Data records »
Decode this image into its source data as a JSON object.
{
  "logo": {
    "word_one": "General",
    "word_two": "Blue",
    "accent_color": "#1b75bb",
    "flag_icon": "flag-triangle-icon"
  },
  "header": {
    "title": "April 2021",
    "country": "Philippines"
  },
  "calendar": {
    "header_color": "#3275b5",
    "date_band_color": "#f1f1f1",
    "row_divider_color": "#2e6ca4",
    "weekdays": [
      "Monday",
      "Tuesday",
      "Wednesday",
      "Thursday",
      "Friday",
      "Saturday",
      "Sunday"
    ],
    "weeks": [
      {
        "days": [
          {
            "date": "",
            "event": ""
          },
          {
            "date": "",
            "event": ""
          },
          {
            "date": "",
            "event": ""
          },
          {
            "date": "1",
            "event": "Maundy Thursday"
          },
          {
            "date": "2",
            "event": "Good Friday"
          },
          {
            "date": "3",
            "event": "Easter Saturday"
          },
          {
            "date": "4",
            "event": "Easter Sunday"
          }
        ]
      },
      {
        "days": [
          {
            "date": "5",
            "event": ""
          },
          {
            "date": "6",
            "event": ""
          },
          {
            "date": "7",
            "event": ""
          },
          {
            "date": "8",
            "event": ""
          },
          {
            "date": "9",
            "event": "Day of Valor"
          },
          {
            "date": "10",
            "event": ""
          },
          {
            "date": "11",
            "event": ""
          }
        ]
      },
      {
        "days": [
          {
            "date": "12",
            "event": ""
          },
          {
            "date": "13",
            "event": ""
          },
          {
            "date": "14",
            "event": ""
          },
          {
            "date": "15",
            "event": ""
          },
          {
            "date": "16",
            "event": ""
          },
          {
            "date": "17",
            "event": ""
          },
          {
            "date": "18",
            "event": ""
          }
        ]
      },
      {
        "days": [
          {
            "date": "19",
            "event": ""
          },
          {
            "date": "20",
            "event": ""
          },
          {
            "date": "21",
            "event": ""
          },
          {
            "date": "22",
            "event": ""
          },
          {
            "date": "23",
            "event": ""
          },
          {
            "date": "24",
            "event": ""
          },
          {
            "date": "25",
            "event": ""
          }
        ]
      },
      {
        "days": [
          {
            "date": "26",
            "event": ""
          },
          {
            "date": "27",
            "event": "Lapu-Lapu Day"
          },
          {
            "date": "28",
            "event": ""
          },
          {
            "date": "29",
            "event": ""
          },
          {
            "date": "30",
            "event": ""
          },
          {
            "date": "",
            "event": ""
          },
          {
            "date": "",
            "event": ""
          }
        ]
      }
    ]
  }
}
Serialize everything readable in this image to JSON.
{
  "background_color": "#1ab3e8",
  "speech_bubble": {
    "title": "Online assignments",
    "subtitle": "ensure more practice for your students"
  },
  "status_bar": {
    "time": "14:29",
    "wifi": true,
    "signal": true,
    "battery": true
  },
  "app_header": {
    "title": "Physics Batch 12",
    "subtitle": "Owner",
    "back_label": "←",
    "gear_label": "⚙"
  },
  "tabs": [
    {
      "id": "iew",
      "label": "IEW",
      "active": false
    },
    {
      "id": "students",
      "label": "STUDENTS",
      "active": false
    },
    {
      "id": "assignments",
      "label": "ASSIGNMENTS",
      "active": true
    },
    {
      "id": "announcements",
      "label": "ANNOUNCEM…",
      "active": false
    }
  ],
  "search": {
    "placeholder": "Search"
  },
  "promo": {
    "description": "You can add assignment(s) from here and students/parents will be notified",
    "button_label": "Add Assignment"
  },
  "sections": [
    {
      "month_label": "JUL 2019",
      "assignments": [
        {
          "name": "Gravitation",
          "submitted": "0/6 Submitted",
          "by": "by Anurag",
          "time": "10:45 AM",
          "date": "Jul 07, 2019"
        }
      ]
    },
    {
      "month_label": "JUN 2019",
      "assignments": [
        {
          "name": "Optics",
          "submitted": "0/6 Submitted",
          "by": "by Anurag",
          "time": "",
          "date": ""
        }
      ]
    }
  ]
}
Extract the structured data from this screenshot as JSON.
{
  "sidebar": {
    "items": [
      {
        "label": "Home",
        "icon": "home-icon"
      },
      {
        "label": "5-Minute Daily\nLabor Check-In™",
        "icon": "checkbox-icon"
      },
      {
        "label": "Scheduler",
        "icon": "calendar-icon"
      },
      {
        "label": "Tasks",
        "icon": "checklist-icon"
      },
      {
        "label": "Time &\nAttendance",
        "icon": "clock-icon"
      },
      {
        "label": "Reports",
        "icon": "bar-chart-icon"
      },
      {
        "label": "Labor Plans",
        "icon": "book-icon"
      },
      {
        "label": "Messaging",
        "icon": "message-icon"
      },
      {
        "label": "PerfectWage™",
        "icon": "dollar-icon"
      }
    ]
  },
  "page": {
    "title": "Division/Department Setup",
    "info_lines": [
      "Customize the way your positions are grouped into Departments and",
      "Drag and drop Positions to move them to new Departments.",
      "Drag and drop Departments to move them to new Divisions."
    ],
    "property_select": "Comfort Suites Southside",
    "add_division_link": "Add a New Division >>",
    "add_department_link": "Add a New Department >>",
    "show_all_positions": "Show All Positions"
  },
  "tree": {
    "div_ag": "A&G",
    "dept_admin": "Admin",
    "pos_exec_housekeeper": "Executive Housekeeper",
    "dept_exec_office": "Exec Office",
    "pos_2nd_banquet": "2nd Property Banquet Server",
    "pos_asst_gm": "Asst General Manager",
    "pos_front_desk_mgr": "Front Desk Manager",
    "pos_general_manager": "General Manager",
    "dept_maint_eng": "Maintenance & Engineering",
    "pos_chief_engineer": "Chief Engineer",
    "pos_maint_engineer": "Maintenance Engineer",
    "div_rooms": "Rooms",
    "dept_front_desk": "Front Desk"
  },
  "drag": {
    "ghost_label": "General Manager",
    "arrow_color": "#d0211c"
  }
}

Problem details » What is the number of lines holding the word "this"? State it alone.

Reply » 3